=== Exercise instructions ===
Select and reproduce each line of the listing below that bears the string "Investing".

Lines of data
—————

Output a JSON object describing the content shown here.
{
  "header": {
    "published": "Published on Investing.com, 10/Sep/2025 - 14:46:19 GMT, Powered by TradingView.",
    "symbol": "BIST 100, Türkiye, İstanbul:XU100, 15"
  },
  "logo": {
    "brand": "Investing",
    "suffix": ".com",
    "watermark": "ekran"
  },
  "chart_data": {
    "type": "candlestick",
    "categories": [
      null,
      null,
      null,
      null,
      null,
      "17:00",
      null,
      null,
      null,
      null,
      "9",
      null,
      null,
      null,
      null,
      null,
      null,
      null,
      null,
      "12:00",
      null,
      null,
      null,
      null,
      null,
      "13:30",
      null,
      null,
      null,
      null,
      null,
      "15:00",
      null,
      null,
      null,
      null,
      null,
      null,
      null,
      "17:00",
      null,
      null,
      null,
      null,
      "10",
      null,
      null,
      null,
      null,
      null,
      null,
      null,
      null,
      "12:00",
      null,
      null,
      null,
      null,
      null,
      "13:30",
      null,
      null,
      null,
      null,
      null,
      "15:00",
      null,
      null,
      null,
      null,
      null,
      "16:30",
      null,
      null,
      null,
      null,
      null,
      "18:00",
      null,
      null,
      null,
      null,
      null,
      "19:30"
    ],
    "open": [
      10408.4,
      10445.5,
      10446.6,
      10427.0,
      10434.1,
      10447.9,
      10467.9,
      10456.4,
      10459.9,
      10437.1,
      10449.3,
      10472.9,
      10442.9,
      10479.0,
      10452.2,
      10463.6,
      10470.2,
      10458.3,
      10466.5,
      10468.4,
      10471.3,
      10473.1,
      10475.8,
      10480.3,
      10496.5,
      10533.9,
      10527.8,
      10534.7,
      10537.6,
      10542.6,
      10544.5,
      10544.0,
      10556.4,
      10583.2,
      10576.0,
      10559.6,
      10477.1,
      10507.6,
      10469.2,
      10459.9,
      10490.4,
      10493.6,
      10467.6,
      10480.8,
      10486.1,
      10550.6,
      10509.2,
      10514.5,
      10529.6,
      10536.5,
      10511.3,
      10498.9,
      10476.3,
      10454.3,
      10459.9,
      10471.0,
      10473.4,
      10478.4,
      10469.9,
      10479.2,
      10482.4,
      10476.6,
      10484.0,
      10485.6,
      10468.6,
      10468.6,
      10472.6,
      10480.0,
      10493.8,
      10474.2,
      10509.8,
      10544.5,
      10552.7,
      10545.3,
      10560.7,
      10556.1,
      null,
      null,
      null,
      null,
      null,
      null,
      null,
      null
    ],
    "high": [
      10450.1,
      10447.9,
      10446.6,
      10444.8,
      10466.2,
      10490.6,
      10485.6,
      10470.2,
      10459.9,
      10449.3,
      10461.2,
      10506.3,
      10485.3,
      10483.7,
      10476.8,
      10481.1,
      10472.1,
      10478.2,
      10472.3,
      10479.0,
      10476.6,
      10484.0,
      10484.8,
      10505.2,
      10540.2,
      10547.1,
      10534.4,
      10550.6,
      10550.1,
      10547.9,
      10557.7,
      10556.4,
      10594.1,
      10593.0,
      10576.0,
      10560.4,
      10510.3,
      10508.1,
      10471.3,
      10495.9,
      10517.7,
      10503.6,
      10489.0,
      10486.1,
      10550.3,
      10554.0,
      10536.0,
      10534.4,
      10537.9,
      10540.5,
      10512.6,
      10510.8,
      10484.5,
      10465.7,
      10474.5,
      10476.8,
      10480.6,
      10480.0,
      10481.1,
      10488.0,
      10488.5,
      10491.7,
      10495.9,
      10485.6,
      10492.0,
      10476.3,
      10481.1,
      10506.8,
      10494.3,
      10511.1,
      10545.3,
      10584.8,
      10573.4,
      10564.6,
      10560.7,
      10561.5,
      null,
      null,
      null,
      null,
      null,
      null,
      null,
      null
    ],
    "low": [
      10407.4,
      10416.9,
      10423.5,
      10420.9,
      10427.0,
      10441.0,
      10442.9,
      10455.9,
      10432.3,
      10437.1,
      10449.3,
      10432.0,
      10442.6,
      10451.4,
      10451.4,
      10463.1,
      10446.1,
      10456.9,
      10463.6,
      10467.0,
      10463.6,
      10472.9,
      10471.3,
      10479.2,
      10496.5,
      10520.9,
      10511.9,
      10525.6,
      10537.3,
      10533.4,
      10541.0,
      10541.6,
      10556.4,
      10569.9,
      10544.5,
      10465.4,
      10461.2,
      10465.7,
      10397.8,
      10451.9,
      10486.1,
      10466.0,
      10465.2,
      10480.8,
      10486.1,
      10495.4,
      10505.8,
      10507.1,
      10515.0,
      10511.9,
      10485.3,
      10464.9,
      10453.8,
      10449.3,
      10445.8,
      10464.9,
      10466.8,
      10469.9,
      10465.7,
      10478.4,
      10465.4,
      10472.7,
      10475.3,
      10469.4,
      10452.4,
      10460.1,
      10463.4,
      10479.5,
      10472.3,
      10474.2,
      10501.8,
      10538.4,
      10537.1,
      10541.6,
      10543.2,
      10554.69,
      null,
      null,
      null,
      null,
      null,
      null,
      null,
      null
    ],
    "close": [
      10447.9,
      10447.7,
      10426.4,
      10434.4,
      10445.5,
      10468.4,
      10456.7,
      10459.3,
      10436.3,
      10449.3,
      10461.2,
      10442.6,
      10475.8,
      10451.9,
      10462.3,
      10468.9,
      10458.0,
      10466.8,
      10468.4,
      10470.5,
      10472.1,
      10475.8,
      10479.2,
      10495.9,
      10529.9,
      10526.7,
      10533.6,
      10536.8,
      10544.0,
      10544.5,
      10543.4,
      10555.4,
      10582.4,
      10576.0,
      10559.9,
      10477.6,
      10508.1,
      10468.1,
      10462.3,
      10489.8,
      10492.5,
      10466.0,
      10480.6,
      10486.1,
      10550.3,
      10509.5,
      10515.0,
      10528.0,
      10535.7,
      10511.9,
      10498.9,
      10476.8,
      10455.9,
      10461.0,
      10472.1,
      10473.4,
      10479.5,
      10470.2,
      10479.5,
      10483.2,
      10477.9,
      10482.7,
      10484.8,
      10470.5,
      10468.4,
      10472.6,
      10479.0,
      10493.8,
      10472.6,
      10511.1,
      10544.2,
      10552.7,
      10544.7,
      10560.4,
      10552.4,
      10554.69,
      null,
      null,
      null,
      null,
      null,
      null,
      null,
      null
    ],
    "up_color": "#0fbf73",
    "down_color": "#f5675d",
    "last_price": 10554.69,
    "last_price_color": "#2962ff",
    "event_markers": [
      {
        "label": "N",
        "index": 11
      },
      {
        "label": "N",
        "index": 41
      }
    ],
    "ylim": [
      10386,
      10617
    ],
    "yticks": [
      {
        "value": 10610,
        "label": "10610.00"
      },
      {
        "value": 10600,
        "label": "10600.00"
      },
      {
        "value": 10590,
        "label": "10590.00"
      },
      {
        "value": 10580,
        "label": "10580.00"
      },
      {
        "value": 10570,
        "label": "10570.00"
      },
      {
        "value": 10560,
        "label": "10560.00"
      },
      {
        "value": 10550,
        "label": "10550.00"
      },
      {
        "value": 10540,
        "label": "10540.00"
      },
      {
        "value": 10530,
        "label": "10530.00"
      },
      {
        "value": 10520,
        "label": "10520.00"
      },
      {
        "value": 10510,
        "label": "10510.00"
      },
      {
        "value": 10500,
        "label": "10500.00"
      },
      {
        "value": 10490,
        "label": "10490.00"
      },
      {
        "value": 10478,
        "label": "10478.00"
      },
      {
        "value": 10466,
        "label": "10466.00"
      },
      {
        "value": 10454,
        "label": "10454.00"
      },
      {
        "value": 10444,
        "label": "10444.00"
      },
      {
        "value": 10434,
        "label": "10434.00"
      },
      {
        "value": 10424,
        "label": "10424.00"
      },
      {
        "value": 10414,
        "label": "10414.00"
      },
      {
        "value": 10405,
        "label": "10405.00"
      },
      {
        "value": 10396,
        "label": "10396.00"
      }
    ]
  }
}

—————

=== Result for this exercise ===
    "published": "Published on Investing.com, 10/Sep/2025 - 14:46:19 GMT, Powered by TradingView.",
    "brand": "Investing",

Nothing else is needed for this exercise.